* [TASK TO CARRY OUT]
Write each record again exactly as it stands.

[Stored items]
:::::

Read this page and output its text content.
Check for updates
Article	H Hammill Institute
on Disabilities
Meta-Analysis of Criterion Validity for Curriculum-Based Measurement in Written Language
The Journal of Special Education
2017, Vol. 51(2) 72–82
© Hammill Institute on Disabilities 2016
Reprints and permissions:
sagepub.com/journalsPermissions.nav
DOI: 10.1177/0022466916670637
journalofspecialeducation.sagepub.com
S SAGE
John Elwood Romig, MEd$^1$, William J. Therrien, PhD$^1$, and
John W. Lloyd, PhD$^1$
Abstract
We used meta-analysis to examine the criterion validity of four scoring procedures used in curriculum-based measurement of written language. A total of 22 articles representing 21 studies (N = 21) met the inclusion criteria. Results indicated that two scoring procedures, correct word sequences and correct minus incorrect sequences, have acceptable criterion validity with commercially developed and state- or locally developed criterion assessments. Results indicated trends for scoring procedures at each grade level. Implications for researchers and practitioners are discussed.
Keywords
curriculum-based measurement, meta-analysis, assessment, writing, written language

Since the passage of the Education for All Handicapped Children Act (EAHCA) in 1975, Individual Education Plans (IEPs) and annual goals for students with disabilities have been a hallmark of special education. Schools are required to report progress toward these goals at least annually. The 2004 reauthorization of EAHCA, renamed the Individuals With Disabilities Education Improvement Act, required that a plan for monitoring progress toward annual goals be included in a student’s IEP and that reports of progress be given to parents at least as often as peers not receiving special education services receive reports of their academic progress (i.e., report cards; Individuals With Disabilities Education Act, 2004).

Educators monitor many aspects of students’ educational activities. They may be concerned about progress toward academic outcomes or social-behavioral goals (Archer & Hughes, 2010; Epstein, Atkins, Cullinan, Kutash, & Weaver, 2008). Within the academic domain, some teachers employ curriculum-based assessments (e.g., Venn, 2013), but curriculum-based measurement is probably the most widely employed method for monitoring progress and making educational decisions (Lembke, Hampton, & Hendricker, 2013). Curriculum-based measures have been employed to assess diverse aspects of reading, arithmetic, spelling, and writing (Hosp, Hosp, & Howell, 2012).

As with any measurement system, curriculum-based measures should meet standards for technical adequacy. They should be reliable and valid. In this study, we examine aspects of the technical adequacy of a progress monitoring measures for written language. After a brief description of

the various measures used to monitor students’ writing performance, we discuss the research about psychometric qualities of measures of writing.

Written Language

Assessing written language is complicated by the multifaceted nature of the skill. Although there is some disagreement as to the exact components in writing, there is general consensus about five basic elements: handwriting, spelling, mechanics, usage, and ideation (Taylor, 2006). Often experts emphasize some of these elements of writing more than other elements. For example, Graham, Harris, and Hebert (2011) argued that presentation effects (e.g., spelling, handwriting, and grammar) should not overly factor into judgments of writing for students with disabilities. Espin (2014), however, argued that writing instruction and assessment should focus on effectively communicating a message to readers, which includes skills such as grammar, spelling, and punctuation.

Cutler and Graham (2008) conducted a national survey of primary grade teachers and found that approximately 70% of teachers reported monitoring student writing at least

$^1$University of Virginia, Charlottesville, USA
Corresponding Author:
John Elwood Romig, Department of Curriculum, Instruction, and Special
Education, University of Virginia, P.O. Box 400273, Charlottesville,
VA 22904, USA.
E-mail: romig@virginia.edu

:::::

* [FINISHED EXERCISE]
Read this page and output its text content.
Check for updates
Article	H Hammill Institute
on Disabilities
Meta-Analysis of Criterion Validity for Curriculum-Based Measurement in Written Language
The Journal of Special Education
2017, Vol. 51(2) 72–82
© Hammill Institute on Disabilities 2016
Reprints and permissions:
sagepub.com/journalsPermissions.nav
DOI: 10.1177/0022466916670637
journalofspecialeducation.sagepub.com
S SAGE
John Elwood Romig, MEd$^1$, William J. Therrien, PhD$^1$, and
John W. Lloyd, PhD$^1$
Abstract
We used meta-analysis to examine the criterion validity of four scoring procedures used in curriculum-based measurement of written language. A total of 22 articles representing 21 studies (N = 21) met the inclusion criteria. Results indicated that two scoring procedures, correct word sequences and correct minus incorrect sequences, have acceptable criterion validity with commercially developed and state- or locally developed criterion assessments. Results indicated trends for scoring procedures at each grade level. Implications for researchers and practitioners are discussed.
Keywords
curriculum-based measurement, meta-analysis, assessment, writing, written language

Since the passage of the Education for All Handicapped Children Act (EAHCA) in 1975, Individual Education Plans (IEPs) and annual goals for students with disabilities have been a hallmark of special education. Schools are required to report progress toward these goals at least annually. The 2004 reauthorization of EAHCA, renamed the Individuals With Disabilities Education Improvement Act, required that a plan for monitoring progress toward annual goals be included in a student’s IEP and that reports of progress be given to parents at least as often as peers not receiving special education services receive reports of their academic progress (i.e., report cards; Individuals With Disabilities Education Act, 2004).

Educators monitor many aspects of students’ educational activities. They may be concerned about progress toward academic outcomes or social-behavioral goals (Archer & Hughes, 2010; Epstein, Atkins, Cullinan, Kutash, & Weaver, 2008). Within the academic domain, some teachers employ curriculum-based assessments (e.g., Venn, 2013), but curriculum-based measurement is probably the most widely employed method for monitoring progress and making educational decisions (Lembke, Hampton, & Hendricker, 2013). Curriculum-based measures have been employed to assess diverse aspects of reading, arithmetic, spelling, and writing (Hosp, Hosp, & Howell, 2012).

As with any measurement system, curriculum-based measures should meet standards for technical adequacy. They should be reliable and valid. In this study, we examine aspects of the technical adequacy of a progress monitoring measures for written language. After a brief description of

the various measures used to monitor students’ writing performance, we discuss the research about psychometric qualities of measures of writing.

Written Language

Assessing written language is complicated by the multifaceted nature of the skill. Although there is some disagreement as to the exact components in writing, there is general consensus about five basic elements: handwriting, spelling, mechanics, usage, and ideation (Taylor, 2006). Often experts emphasize some of these elements of writing more than other elements. For example, Graham, Harris, and Hebert (2011) argued that presentation effects (e.g., spelling, handwriting, and grammar) should not overly factor into judgments of writing for students with disabilities. Espin (2014), however, argued that writing instruction and assessment should focus on effectively communicating a message to readers, which includes skills such as grammar, spelling, and punctuation.

Cutler and Graham (2008) conducted a national survey of primary grade teachers and found that approximately 70% of teachers reported monitoring student writing at least

$^1$University of Virginia, Charlottesville, USA
Corresponding Author:
John Elwood Romig, Department of Curriculum, Instruction, and Special
Education, University of Virginia, P.O. Box 400273, Charlottesville,
VA 22904, USA.
E-mail: romig@virginia.edu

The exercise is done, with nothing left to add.